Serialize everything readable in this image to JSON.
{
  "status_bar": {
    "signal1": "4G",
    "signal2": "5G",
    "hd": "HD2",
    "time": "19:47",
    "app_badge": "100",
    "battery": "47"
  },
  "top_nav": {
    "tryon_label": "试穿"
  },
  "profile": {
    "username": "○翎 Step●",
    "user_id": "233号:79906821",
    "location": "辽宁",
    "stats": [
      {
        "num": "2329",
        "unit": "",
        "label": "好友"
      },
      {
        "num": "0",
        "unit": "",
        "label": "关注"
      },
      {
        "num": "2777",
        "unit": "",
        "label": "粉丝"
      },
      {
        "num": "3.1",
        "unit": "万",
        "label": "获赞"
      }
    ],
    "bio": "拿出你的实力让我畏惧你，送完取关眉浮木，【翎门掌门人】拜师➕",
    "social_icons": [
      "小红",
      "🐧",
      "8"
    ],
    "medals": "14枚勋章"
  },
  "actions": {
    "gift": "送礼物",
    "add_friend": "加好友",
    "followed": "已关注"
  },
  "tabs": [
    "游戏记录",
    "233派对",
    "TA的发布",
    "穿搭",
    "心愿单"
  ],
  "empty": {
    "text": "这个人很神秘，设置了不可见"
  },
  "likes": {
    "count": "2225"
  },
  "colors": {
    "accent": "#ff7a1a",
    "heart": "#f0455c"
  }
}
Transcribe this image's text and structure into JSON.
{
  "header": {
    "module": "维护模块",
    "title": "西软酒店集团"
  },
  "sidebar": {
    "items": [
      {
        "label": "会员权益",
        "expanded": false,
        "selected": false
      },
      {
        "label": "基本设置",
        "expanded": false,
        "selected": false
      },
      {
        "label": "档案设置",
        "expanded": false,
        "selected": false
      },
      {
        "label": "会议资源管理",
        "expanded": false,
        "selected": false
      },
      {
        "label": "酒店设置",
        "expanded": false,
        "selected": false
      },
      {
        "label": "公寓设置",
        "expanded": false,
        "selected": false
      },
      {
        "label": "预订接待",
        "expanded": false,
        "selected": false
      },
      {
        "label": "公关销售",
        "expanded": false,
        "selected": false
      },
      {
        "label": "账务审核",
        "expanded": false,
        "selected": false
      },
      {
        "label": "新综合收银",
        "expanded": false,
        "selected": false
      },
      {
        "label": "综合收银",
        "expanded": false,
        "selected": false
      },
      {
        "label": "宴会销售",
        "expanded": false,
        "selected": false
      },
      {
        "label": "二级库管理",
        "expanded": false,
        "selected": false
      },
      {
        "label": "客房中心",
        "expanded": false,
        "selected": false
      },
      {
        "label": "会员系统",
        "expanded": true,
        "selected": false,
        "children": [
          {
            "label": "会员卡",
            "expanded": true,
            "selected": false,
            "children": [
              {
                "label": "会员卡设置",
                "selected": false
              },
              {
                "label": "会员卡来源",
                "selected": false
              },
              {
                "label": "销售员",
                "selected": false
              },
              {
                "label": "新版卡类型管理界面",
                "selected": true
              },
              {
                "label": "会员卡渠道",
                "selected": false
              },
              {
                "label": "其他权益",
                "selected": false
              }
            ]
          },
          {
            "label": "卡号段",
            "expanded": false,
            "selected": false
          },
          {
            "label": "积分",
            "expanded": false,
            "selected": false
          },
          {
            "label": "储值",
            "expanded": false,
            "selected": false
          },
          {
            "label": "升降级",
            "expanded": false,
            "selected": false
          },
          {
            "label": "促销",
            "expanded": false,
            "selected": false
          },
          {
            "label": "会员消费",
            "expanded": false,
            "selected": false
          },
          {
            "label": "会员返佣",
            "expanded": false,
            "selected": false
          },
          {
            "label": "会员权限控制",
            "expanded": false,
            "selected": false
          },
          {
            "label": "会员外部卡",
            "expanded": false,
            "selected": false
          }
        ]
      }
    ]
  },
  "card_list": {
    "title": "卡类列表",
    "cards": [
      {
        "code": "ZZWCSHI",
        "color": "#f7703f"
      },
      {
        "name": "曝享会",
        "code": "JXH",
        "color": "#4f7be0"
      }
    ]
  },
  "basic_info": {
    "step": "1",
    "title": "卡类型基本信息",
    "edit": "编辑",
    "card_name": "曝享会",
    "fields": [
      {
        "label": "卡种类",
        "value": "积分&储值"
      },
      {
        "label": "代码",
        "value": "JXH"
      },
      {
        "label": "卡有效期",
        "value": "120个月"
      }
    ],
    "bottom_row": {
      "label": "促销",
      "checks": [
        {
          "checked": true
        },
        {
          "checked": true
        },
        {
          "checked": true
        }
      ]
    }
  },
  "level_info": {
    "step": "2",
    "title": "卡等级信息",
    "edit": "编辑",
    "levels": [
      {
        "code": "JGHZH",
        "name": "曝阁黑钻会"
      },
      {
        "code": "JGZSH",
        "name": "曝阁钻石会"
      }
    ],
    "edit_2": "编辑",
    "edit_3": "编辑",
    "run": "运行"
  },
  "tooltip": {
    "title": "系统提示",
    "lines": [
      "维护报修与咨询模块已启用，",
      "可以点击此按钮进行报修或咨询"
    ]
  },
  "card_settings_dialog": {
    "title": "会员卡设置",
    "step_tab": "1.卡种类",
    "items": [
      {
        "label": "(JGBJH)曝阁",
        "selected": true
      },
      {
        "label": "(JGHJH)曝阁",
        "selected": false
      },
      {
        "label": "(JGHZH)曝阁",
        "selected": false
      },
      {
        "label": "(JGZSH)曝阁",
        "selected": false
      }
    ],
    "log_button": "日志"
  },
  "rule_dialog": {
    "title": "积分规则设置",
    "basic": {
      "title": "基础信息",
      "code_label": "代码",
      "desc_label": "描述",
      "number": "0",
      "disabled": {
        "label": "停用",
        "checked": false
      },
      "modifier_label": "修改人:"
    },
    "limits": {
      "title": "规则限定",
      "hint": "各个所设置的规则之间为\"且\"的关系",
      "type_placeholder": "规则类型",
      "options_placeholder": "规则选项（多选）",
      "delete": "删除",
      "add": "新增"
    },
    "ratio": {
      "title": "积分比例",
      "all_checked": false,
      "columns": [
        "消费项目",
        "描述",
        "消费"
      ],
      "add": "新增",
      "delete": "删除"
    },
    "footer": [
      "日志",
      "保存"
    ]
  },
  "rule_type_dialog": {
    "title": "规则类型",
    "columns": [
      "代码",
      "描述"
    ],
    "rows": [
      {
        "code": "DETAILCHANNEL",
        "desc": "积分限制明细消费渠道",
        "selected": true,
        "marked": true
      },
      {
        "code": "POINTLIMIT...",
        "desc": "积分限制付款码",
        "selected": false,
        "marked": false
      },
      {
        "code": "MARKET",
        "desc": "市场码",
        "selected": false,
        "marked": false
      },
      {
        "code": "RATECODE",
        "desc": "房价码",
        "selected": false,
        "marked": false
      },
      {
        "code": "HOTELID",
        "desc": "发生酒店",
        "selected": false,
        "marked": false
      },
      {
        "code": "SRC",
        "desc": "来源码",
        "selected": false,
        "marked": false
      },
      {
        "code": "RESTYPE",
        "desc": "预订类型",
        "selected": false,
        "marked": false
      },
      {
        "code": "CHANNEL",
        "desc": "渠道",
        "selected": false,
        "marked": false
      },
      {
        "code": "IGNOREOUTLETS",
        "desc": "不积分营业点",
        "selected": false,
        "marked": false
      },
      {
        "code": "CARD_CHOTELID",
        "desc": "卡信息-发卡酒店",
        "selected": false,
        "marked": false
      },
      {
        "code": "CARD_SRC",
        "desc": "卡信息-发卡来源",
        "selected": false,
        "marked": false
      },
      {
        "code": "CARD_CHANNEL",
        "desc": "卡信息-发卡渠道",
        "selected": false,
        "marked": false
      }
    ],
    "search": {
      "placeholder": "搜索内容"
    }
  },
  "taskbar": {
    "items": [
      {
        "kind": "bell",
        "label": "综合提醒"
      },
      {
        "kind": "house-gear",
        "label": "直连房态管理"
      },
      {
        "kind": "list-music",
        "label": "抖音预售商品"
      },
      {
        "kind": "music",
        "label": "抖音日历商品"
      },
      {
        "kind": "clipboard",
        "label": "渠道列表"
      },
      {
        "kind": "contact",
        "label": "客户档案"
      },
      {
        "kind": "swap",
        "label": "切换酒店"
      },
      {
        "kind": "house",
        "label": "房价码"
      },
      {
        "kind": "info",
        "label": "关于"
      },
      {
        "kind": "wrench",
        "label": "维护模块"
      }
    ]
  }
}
--------------------
TASK OBJECTIVE
Gather each line in these records that contains the string "image".

THE REPLY
Serialize everything readable in this image to JSON.
Transcribe this image's text and structure into JSON.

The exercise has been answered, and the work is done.